• WRITTEN REQUEST: Exclude the pictures and return every line exactly as written.
═══ DATASET EXTRACT
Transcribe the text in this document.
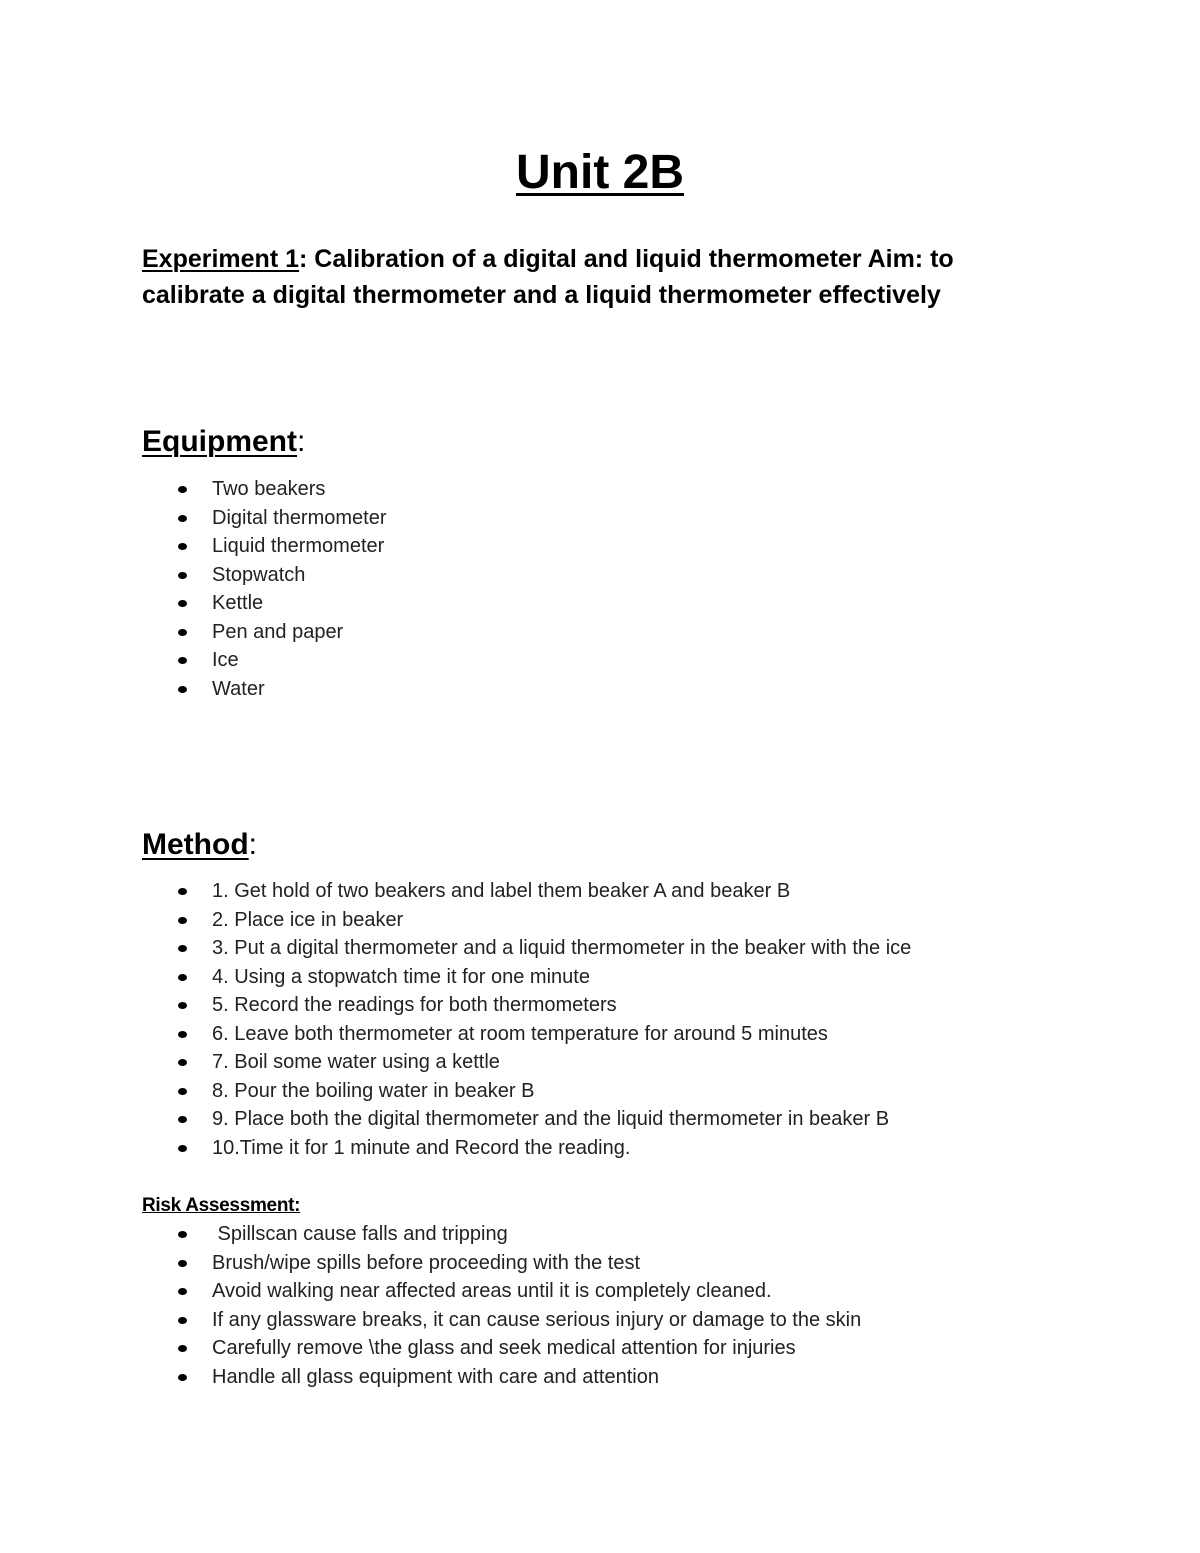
Unit 2B
Experiment 1: Calibration of a digital and liquid thermometer Aim: to calibrate a digital thermometer and a liquid thermometer effectively
Equipment:
Two beakers
Digital thermometer
Liquid thermometer
Stopwatch
Kettle
Pen and paper
Ice
Water
Method:
1. Get hold of two beakers and label them beaker A and beaker B
2. Place ice in beaker
3. Put a digital thermometer and a liquid thermometer in the beaker with the ice
4. Using a stopwatch time it for one minute
5. Record the readings for both thermometers
6. Leave both thermometer at room temperature for around 5 minutes
7. Boil some water using a kettle
8. Pour the boiling water in beaker B
9. Place both the digital thermometer and the liquid thermometer in beaker B
10.Time it for 1 minute and Record the reading.
Risk Assessment:
Spillscan cause falls and tripping
Brush/wipe spills before proceeding with the test
Avoid walking near affected areas until it is completely cleaned.
If any glassware breaks, it can cause serious injury or damage to the skin
Carefully remove \the glass and seek medical attention for injuries
Handle all glass equipment with care and attention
══════
• RESULT OF THE EXERCISE:
Transcribe the text in this document.
Unit 2B
Experiment 1: Calibration of a digital and liquid thermometer Aim: to calibrate a digital thermometer and a liquid thermometer effectively
Equipment:
Two beakers
Digital thermometer
Liquid thermometer
Stopwatch
Kettle
Pen and paper
Ice
Water
Method:
1. Get hold of two beakers and label them beaker A and beaker B
2. Place ice in beaker
3. Put a digital thermometer and a liquid thermometer in the beaker with the ice
4. Using a stopwatch time it for one minute
5. Record the readings for both thermometers
6. Leave both thermometer at room temperature for around 5 minutes
7. Boil some water using a kettle
8. Pour the boiling water in beaker B
9. Place both the digital thermometer and the liquid thermometer in beaker B
10.Time it for 1 minute and Record the reading.
Risk Assessment:
Spillscan cause falls and tripping
Brush/wipe spills before proceeding with the test
Avoid walking near affected areas until it is completely cleaned.
If any glassware breaks, it can cause serious injury or damage to the skin
Carefully remove \the glass and seek medical attention for injuries
Handle all glass equipment with care and attention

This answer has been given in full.